* [Directive]
Retype every line of the listing below with no changes.

* [Annotated element entries]
────
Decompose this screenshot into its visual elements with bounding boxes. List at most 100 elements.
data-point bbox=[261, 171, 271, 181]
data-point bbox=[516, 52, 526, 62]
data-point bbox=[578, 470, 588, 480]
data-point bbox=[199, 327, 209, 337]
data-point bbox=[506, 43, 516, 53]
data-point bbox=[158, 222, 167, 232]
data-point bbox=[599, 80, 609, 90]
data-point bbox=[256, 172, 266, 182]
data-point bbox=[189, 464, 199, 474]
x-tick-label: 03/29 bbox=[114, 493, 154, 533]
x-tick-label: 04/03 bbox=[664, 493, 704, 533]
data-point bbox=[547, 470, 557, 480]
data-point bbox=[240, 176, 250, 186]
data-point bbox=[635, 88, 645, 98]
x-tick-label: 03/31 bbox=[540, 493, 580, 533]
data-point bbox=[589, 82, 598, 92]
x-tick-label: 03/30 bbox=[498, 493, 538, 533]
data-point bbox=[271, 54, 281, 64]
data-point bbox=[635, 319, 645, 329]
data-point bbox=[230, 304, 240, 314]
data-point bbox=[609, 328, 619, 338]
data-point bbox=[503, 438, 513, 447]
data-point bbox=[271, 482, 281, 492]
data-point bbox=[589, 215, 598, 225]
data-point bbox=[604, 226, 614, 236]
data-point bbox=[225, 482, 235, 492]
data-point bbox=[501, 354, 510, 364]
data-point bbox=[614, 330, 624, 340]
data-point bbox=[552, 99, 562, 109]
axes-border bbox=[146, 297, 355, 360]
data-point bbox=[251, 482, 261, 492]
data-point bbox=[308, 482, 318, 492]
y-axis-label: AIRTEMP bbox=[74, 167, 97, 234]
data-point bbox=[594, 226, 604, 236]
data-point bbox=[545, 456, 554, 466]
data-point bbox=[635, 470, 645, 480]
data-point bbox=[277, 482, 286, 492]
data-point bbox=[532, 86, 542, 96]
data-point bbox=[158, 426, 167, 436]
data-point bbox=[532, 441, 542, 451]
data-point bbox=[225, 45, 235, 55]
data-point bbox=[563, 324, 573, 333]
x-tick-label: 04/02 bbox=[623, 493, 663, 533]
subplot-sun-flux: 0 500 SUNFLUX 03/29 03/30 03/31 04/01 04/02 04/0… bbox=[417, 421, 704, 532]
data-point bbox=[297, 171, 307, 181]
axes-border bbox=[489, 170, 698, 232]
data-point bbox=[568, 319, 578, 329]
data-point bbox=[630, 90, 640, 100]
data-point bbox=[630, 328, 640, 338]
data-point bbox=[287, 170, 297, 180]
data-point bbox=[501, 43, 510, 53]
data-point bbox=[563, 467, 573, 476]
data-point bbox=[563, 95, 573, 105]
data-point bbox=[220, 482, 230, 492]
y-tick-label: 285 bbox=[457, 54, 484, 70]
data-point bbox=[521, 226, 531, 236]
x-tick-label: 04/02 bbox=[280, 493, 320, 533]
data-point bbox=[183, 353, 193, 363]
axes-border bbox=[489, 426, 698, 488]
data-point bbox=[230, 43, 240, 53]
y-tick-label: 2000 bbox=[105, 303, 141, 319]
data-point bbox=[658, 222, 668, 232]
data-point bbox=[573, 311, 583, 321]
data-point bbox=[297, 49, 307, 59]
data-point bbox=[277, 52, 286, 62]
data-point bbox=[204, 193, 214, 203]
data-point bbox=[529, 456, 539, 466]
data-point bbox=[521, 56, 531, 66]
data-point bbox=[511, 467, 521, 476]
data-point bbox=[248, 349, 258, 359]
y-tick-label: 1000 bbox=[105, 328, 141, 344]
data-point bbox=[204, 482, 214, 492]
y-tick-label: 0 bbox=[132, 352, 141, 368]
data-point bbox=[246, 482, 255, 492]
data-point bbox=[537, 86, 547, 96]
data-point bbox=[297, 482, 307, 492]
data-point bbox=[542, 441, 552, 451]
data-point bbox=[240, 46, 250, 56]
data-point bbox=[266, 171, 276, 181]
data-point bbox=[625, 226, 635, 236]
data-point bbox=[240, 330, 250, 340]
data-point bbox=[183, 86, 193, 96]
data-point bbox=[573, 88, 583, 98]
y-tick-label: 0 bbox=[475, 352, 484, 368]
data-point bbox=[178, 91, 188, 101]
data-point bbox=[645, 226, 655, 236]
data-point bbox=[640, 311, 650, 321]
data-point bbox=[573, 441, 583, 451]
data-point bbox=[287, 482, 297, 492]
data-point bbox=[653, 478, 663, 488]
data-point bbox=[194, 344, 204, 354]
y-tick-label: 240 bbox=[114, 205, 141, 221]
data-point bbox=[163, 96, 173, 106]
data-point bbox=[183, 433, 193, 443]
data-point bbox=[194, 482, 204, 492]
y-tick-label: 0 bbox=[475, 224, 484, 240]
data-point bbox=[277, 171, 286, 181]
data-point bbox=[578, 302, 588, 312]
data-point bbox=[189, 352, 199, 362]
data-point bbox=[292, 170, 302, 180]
────
* [The reply]
Decompose this screenshot into its visual elements with bounding boxes. List at most 100 elements.
data-point bbox=[261, 171, 271, 181]
data-point bbox=[516, 52, 526, 62]
data-point bbox=[578, 470, 588, 480]
data-point bbox=[199, 327, 209, 337]
data-point bbox=[506, 43, 516, 53]
data-point bbox=[158, 222, 167, 232]
data-point bbox=[599, 80, 609, 90]
data-point bbox=[256, 172, 266, 182]
data-point bbox=[189, 464, 199, 474]
x-tick-label: 03/29 bbox=[114, 493, 154, 533]
x-tick-label: 04/03 bbox=[664, 493, 704, 533]
data-point bbox=[547, 470, 557, 480]
data-point bbox=[240, 176, 250, 186]
data-point bbox=[635, 88, 645, 98]
x-tick-label: 03/31 bbox=[540, 493, 580, 533]
data-point bbox=[589, 82, 598, 92]
x-tick-label: 03/30 bbox=[498, 493, 538, 533]
data-point bbox=[271, 54, 281, 64]
data-point bbox=[635, 319, 645, 329]
data-point bbox=[230, 304, 240, 314]
data-point bbox=[609, 328, 619, 338]
data-point bbox=[503, 438, 513, 447]
data-point bbox=[271, 482, 281, 492]
data-point bbox=[589, 215, 598, 225]
data-point bbox=[604, 226, 614, 236]
data-point bbox=[225, 482, 235, 492]
data-point bbox=[501, 354, 510, 364]
data-point bbox=[614, 330, 624, 340]
data-point bbox=[552, 99, 562, 109]
axes-border bbox=[146, 297, 355, 360]
data-point bbox=[251, 482, 261, 492]
data-point bbox=[308, 482, 318, 492]
y-axis-label: AIRTEMP bbox=[74, 167, 97, 234]
data-point bbox=[594, 226, 604, 236]
data-point bbox=[545, 456, 554, 466]
data-point bbox=[635, 470, 645, 480]
data-point bbox=[277, 482, 286, 492]
data-point bbox=[532, 86, 542, 96]
data-point bbox=[158, 426, 167, 436]
data-point bbox=[532, 441, 542, 451]
data-point bbox=[225, 45, 235, 55]
data-point bbox=[563, 324, 573, 333]
x-tick-label: 04/02 bbox=[623, 493, 663, 533]
subplot-sun-flux: 0 500 SUNFLUX 03/29 03/30 03/31 04/01 04/02 04/0… bbox=[417, 421, 704, 532]
data-point bbox=[297, 171, 307, 181]
axes-border bbox=[489, 170, 698, 232]
data-point bbox=[568, 319, 578, 329]
data-point bbox=[630, 90, 640, 100]
data-point bbox=[630, 328, 640, 338]
data-point bbox=[287, 170, 297, 180]
data-point bbox=[501, 43, 510, 53]
data-point bbox=[563, 467, 573, 476]
data-point bbox=[563, 95, 573, 105]
data-point bbox=[220, 482, 230, 492]
y-tick-label: 285 bbox=[457, 54, 484, 70]
data-point bbox=[521, 226, 531, 236]
x-tick-label: 04/02 bbox=[280, 493, 320, 533]
data-point bbox=[183, 353, 193, 363]
axes-border bbox=[489, 426, 698, 488]
data-point bbox=[230, 43, 240, 53]
y-tick-label: 2000 bbox=[105, 303, 141, 319]
data-point bbox=[658, 222, 668, 232]
data-point bbox=[573, 311, 583, 321]
data-point bbox=[297, 49, 307, 59]
data-point bbox=[277, 52, 286, 62]
data-point bbox=[204, 193, 214, 203]
data-point bbox=[529, 456, 539, 466]
data-point bbox=[521, 56, 531, 66]
data-point bbox=[511, 467, 521, 476]
data-point bbox=[248, 349, 258, 359]
y-tick-label: 1000 bbox=[105, 328, 141, 344]
data-point bbox=[204, 482, 214, 492]
y-tick-label: 0 bbox=[132, 352, 141, 368]
data-point bbox=[246, 482, 255, 492]
data-point bbox=[537, 86, 547, 96]
data-point bbox=[297, 482, 307, 492]
data-point bbox=[542, 441, 552, 451]
data-point bbox=[240, 46, 250, 56]
data-point bbox=[266, 171, 276, 181]
data-point bbox=[625, 226, 635, 236]
data-point bbox=[240, 330, 250, 340]
data-point bbox=[183, 86, 193, 96]
data-point bbox=[573, 88, 583, 98]
y-tick-label: 0 bbox=[475, 352, 484, 368]
data-point bbox=[178, 91, 188, 101]
data-point bbox=[645, 226, 655, 236]
data-point bbox=[640, 311, 650, 321]
data-point bbox=[573, 441, 583, 451]
data-point bbox=[287, 482, 297, 492]
data-point bbox=[653, 478, 663, 488]
data-point bbox=[194, 344, 204, 354]
y-tick-label: 240 bbox=[114, 205, 141, 221]
data-point bbox=[163, 96, 173, 106]
data-point bbox=[183, 433, 193, 443]
data-point bbox=[194, 482, 204, 492]
y-tick-label: 0 bbox=[475, 224, 484, 240]
data-point bbox=[277, 171, 286, 181]
data-point bbox=[578, 302, 588, 312]
data-point bbox=[189, 352, 199, 362]
data-point bbox=[292, 170, 302, 180]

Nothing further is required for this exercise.